===== Data section =====
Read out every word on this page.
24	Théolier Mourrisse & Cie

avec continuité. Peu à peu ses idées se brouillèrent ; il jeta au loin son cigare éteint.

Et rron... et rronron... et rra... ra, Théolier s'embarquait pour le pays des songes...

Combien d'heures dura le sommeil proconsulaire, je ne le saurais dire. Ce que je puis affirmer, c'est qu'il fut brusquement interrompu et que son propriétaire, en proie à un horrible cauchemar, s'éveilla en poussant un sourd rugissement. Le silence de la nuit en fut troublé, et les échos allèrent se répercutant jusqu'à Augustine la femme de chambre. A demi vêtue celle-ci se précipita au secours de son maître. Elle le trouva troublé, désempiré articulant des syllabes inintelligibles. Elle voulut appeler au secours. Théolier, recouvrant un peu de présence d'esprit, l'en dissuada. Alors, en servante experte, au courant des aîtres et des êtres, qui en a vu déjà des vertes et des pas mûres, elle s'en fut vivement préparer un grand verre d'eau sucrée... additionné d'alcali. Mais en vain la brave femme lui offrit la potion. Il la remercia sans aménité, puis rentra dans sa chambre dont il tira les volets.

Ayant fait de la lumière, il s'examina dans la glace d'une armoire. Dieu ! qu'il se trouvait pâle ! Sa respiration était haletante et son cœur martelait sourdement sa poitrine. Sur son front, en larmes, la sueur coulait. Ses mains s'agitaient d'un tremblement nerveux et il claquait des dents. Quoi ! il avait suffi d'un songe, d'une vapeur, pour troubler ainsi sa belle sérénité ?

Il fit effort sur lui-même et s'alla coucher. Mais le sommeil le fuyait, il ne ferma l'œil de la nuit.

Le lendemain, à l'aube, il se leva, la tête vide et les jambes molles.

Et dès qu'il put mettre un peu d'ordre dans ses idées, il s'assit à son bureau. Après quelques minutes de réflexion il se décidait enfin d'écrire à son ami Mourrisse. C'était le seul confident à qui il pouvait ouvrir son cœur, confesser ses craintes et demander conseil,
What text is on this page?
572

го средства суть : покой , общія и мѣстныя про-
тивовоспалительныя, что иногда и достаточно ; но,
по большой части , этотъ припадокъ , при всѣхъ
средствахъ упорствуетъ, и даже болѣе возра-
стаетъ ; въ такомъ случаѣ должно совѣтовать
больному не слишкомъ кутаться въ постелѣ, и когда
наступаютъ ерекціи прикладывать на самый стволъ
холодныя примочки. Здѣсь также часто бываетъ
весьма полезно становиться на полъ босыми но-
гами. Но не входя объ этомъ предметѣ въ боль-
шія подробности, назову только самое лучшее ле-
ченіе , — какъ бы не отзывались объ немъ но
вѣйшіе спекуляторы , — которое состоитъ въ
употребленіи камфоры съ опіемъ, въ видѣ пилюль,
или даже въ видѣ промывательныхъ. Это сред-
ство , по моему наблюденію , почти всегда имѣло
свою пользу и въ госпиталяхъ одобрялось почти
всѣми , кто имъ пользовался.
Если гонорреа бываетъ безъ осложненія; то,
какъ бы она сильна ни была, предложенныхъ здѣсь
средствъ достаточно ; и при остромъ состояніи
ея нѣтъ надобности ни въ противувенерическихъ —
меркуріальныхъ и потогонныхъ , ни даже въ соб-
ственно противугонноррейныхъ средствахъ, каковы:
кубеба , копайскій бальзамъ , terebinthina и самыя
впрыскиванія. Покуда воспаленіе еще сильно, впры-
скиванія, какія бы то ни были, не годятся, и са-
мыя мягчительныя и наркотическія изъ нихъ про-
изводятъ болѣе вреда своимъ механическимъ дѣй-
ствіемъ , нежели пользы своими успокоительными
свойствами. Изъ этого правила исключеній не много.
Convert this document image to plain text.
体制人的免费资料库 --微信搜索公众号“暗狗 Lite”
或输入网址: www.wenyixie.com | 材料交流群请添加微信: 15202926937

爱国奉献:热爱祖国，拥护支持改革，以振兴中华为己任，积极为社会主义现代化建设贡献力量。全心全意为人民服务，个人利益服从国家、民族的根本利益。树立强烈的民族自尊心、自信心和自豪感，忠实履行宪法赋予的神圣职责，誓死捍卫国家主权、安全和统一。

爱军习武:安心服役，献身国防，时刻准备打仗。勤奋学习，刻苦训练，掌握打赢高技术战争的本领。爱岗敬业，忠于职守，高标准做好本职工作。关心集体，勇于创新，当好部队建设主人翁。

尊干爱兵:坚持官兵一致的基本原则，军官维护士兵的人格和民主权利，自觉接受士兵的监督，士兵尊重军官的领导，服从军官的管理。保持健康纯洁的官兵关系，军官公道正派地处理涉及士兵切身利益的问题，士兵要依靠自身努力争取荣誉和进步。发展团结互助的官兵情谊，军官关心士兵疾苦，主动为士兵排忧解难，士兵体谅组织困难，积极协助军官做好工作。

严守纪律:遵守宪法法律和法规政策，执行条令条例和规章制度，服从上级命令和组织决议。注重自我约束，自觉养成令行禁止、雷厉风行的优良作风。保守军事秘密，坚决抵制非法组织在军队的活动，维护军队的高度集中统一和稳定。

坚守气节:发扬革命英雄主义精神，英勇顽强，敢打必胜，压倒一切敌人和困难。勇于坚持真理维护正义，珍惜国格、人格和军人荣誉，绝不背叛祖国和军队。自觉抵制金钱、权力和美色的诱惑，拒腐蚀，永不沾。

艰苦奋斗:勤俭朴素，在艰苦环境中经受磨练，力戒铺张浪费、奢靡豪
=====
Your goal
All records above must be set down exactly, please.

Complete answer
Read out every word on this page.
24	Théolier Mourrisse & Cie

avec continuité. Peu à peu ses idées se brouillèrent ; il jeta au loin son cigare éteint.

Et rron... et rronron... et rra... ra, Théolier s'embarquait pour le pays des songes...

Combien d'heures dura le sommeil proconsulaire, je ne le saurais dire. Ce que je puis affirmer, c'est qu'il fut brusquement interrompu et que son propriétaire, en proie à un horrible cauchemar, s'éveilla en poussant un sourd rugissement. Le silence de la nuit en fut troublé, et les échos allèrent se répercutant jusqu'à Augustine la femme de chambre. A demi vêtue celle-ci se précipita au secours de son maître. Elle le trouva troublé, désempiré articulant des syllabes inintelligibles. Elle voulut appeler au secours. Théolier, recouvrant un peu de présence d'esprit, l'en dissuada. Alors, en servante experte, au courant des aîtres et des êtres, qui en a vu déjà des vertes et des pas mûres, elle s'en fut vivement préparer un grand verre d'eau sucrée... additionné d'alcali. Mais en vain la brave femme lui offrit la potion. Il la remercia sans aménité, puis rentra dans sa chambre dont il tira les volets.

Ayant fait de la lumière, il s'examina dans la glace d'une armoire. Dieu ! qu'il se trouvait pâle ! Sa respiration était haletante et son cœur martelait sourdement sa poitrine. Sur son front, en larmes, la sueur coulait. Ses mains s'agitaient d'un tremblement nerveux et il claquait des dents. Quoi ! il avait suffi d'un songe, d'une vapeur, pour troubler ainsi sa belle sérénité ?

Il fit effort sur lui-même et s'alla coucher. Mais le sommeil le fuyait, il ne ferma l'œil de la nuit.

Le lendemain, à l'aube, il se leva, la tête vide et les jambes molles.

Et dès qu'il put mettre un peu d'ordre dans ses idées, il s'assit à son bureau. Après quelques minutes de réflexion il se décidait enfin d'écrire à son ami Mourrisse. C'était le seul confident à qui il pouvait ouvrir son cœur, confesser ses craintes et demander conseil,
What text is on this page?
572

го средства суть : покой , общія и мѣстныя про-
тивовоспалительныя, что иногда и достаточно ; но,
по большой части , этотъ припадокъ , при всѣхъ
средствахъ упорствуетъ, и даже болѣе возра-
стаетъ ; въ такомъ случаѣ должно совѣтовать
больному не слишкомъ кутаться въ постелѣ, и когда
наступаютъ ерекціи прикладывать на самый стволъ
холодныя примочки. Здѣсь также часто бываетъ
весьма полезно становиться на полъ босыми но-
гами. Но не входя объ этомъ предметѣ въ боль-
шія подробности, назову только самое лучшее ле-
ченіе , — какъ бы не отзывались объ немъ но
вѣйшіе спекуляторы , — которое состоитъ въ
употребленіи камфоры съ опіемъ, въ видѣ пилюль,
или даже въ видѣ промывательныхъ. Это сред-
ство , по моему наблюденію , почти всегда имѣло
свою пользу и въ госпиталяхъ одобрялось почти
всѣми , кто имъ пользовался.
Если гонорреа бываетъ безъ осложненія; то,
какъ бы она сильна ни была, предложенныхъ здѣсь
средствъ достаточно ; и при остромъ состояніи
ея нѣтъ надобности ни въ противувенерическихъ —
меркуріальныхъ и потогонныхъ , ни даже въ соб-
ственно противугонноррейныхъ средствахъ, каковы:
кубеба , копайскій бальзамъ , terebinthina и самыя
впрыскиванія. Покуда воспаленіе еще сильно, впры-
скиванія, какія бы то ни были, не годятся, и са-
мыя мягчительныя и наркотическія изъ нихъ про-
изводятъ болѣе вреда своимъ механическимъ дѣй-
ствіемъ , нежели пользы своими успокоительными
свойствами. Изъ этого правила исключеній не много.
Convert this document image to plain text.
体制人的免费资料库 --微信搜索公众号“暗狗 Lite”
或输入网址: www.wenyixie.com | 材料交流群请添加微信: 15202926937

爱国奉献:热爱祖国，拥护支持改革，以振兴中华为己任，积极为社会主义现代化建设贡献力量。全心全意为人民服务，个人利益服从国家、民族的根本利益。树立强烈的民族自尊心、自信心和自豪感，忠实履行宪法赋予的神圣职责，誓死捍卫国家主权、安全和统一。

爱军习武:安心服役，献身国防，时刻准备打仗。勤奋学习，刻苦训练，掌握打赢高技术战争的本领。爱岗敬业，忠于职守，高标准做好本职工作。关心集体，勇于创新，当好部队建设主人翁。

尊干爱兵:坚持官兵一致的基本原则，军官维护士兵的人格和民主权利，自觉接受士兵的监督，士兵尊重军官的领导，服从军官的管理。保持健康纯洁的官兵关系，军官公道正派地处理涉及士兵切身利益的问题，士兵要依靠自身努力争取荣誉和进步。发展团结互助的官兵情谊，军官关心士兵疾苦，主动为士兵排忧解难，士兵体谅组织困难，积极协助军官做好工作。

严守纪律:遵守宪法法律和法规政策，执行条令条例和规章制度，服从上级命令和组织决议。注重自我约束，自觉养成令行禁止、雷厉风行的优良作风。保守军事秘密，坚决抵制非法组织在军队的活动，维护军队的高度集中统一和稳定。

坚守气节:发扬革命英雄主义精神，英勇顽强，敢打必胜，压倒一切敌人和困难。勇于坚持真理维护正义，珍惜国格、人格和军人荣誉，绝不背叛祖国和军队。自觉抵制金钱、权力和美色的诱惑，拒腐蚀，永不沾。

艰苦奋斗:勤俭朴素，在艰苦环境中经受磨练，力戒铺张浪费、奢靡豪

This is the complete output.